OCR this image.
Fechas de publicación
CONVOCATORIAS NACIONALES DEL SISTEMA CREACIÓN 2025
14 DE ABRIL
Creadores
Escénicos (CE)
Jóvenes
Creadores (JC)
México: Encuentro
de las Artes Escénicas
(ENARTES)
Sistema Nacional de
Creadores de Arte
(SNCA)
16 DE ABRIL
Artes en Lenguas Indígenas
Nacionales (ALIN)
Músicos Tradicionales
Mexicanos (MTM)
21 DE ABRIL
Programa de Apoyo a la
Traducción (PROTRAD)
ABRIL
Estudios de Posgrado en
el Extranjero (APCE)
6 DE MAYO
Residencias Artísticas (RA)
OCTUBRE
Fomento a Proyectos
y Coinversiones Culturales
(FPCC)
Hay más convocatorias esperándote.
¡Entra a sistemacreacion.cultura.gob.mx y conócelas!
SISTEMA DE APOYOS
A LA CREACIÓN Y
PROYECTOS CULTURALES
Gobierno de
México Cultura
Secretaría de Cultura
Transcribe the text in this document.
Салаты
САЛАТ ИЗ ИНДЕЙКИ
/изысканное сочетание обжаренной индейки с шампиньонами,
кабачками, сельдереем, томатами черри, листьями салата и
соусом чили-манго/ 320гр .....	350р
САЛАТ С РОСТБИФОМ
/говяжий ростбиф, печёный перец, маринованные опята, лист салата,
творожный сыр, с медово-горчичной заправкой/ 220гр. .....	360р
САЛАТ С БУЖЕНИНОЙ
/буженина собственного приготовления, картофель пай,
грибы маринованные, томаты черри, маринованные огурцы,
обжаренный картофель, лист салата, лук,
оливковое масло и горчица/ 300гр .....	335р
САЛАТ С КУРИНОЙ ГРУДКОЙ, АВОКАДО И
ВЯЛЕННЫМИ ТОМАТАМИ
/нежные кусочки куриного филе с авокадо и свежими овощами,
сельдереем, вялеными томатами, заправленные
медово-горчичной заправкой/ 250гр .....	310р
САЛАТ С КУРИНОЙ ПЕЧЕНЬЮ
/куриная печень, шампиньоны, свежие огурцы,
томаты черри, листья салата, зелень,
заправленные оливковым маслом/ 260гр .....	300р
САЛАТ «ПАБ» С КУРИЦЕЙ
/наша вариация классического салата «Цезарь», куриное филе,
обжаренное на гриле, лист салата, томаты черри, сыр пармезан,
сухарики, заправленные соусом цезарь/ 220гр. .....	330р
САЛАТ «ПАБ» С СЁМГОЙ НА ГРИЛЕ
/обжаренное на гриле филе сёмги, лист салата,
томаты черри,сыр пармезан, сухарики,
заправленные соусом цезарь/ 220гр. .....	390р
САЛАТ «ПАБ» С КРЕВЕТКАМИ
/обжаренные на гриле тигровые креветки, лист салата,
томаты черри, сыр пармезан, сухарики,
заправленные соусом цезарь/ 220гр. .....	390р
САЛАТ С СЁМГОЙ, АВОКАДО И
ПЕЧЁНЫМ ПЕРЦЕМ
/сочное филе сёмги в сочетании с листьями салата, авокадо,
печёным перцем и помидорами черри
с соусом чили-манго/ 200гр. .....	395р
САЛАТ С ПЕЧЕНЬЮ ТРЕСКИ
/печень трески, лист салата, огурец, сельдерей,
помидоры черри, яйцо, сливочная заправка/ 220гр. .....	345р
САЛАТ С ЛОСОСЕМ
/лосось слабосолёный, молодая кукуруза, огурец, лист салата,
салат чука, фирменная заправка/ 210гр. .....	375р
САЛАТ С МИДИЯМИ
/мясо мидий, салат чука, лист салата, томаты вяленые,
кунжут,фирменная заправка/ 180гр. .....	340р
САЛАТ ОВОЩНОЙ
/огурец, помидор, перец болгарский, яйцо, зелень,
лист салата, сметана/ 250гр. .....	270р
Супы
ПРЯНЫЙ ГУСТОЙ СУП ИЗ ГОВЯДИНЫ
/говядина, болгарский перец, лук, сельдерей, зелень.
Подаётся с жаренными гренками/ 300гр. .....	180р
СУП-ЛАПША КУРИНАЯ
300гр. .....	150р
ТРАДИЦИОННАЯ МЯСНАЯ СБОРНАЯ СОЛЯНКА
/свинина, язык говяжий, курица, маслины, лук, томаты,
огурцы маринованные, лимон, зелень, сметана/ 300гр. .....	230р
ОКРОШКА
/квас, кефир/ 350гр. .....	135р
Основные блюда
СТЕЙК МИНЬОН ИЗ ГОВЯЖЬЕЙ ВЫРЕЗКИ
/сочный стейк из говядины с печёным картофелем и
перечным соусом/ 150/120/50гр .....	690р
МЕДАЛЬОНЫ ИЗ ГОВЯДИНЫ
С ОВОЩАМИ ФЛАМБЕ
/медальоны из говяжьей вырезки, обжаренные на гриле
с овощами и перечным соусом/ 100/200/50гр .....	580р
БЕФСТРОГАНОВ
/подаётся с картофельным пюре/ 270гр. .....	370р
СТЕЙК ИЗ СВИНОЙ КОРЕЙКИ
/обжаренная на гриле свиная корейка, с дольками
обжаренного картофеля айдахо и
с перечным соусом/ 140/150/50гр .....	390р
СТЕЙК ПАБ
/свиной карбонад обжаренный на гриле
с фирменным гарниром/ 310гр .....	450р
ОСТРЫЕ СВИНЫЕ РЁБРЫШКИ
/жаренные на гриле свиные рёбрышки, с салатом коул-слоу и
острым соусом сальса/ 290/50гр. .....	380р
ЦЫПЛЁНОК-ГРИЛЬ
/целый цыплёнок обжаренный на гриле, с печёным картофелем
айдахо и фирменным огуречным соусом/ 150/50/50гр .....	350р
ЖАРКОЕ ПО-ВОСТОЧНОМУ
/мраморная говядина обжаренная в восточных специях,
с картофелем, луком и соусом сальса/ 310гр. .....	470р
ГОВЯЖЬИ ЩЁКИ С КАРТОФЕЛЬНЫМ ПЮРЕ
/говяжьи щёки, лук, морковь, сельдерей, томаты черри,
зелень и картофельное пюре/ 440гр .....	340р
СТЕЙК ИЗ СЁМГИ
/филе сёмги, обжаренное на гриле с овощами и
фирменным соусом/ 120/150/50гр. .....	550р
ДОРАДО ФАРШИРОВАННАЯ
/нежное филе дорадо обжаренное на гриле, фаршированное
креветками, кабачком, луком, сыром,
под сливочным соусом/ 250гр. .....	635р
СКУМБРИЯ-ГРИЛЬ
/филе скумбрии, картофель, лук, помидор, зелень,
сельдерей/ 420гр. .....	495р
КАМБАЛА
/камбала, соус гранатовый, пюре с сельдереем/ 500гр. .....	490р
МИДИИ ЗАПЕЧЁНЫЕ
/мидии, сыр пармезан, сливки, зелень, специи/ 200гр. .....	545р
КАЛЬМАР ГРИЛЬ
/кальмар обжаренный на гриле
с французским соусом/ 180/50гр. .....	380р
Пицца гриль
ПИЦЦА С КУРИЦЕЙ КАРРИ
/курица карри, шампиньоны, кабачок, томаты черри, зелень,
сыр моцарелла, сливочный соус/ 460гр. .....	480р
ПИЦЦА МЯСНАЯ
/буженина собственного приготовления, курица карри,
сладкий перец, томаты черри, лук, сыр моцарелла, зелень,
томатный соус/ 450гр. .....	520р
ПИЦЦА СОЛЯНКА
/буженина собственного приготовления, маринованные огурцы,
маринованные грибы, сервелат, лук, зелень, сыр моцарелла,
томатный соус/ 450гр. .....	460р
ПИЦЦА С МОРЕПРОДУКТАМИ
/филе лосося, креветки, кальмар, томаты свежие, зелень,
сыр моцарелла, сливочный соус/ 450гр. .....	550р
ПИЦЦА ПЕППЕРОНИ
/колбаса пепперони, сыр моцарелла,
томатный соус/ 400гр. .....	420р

◆ DIRECTIONS
For the listing above, identify each line bearing "Creadores".

◆ WORKED ANSWER
Creadores
Creadores (JC)
Creadores de Arte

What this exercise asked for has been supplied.